* begin Data entries *

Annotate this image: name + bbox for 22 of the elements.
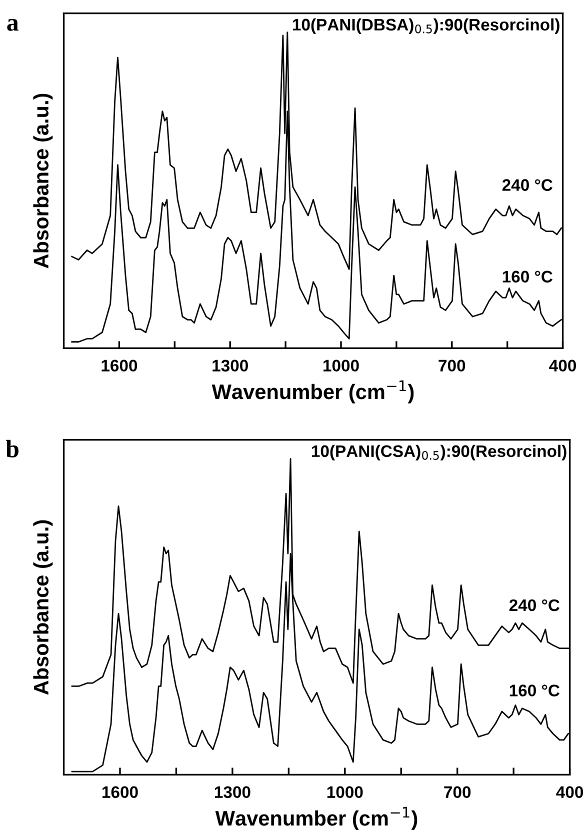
x-tick-label: 700 xyxy=(444,786,471,798)
text: b xyxy=(6,440,18,458)
series-label: 160 °C xyxy=(510,684,560,696)
y-axis-title: Absorbance (a.u.) xyxy=(33,520,53,695)
text: a xyxy=(7,18,18,31)
x-tick-label: 1600 xyxy=(102,786,138,798)
chart-title: 10(PANI(CSA)$_{0.5}$):90(Resorcinol) xyxy=(312,444,566,460)
x-tick-label: 1600 xyxy=(102,360,138,372)
x-tick-label: 700 xyxy=(438,360,466,372)
y-axis-title: Absorbance (a.u.) xyxy=(33,94,53,268)
series-label: 240 °C xyxy=(509,599,560,612)
x-tick-label: 1300 xyxy=(214,786,250,798)
x-tick-label: 400 xyxy=(549,360,576,372)
x-tick-label: 1300 xyxy=(212,360,248,372)
x-tick-label: 1000 xyxy=(327,786,363,798)
series-label: 240 °C xyxy=(502,179,553,191)
x-axis-title: Wavenumber (cm$^{−1}$) xyxy=(215,806,418,830)
x-tick-label: 400 xyxy=(556,786,584,798)
chart-title: 10(PANI(DBSA)$_{0.5}$):90(Resorcinol) xyxy=(292,18,560,34)
x-tick-label: 1000 xyxy=(324,360,359,372)
series-label: 160 °C xyxy=(502,270,553,283)
x-axis-title: Wavenumber (cm$^{−1}$) xyxy=(212,380,414,404)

* end Data entries *

## Aim of the exercise
Could you copy the rows starting at the one containing "x-tick-label: 700 xyxy=(444,786,471,798)" and ending at the final row, keeping every line identical?

## Exercise solution
x-tick-label: 700 xyxy=(444,786,471,798)
text: b xyxy=(6,440,18,458)
series-label: 160 °C xyxy=(510,684,560,696)
y-axis-title: Absorbance (a.u.) xyxy=(33,520,53,695)
text: a xyxy=(7,18,18,31)
x-tick-label: 1600 xyxy=(102,786,138,798)
chart-title: 10(PANI(CSA)$_{0.5}$):90(Resorcinol) xyxy=(312,444,566,460)
x-tick-label: 1600 xyxy=(102,360,138,372)
x-tick-label: 700 xyxy=(438,360,466,372)
y-axis-title: Absorbance (a.u.) xyxy=(33,94,53,268)
series-label: 240 °C xyxy=(509,599,560,612)
x-tick-label: 1300 xyxy=(214,786,250,798)
x-tick-label: 400 xyxy=(549,360,576,372)
x-tick-label: 1300 xyxy=(212,360,248,372)
x-tick-label: 1000 xyxy=(327,786,363,798)
series-label: 240 °C xyxy=(502,179,553,191)
x-axis-title: Wavenumber (cm$^{−1}$) xyxy=(215,806,418,830)
x-tick-label: 400 xyxy=(556,786,584,798)
chart-title: 10(PANI(DBSA)$_{0.5}$):90(Resorcinol) xyxy=(292,18,560,34)
x-tick-label: 1000 xyxy=(324,360,359,372)
series-label: 160 °C xyxy=(502,270,553,283)
x-axis-title: Wavenumber (cm$^{−1}$) xyxy=(212,380,414,404)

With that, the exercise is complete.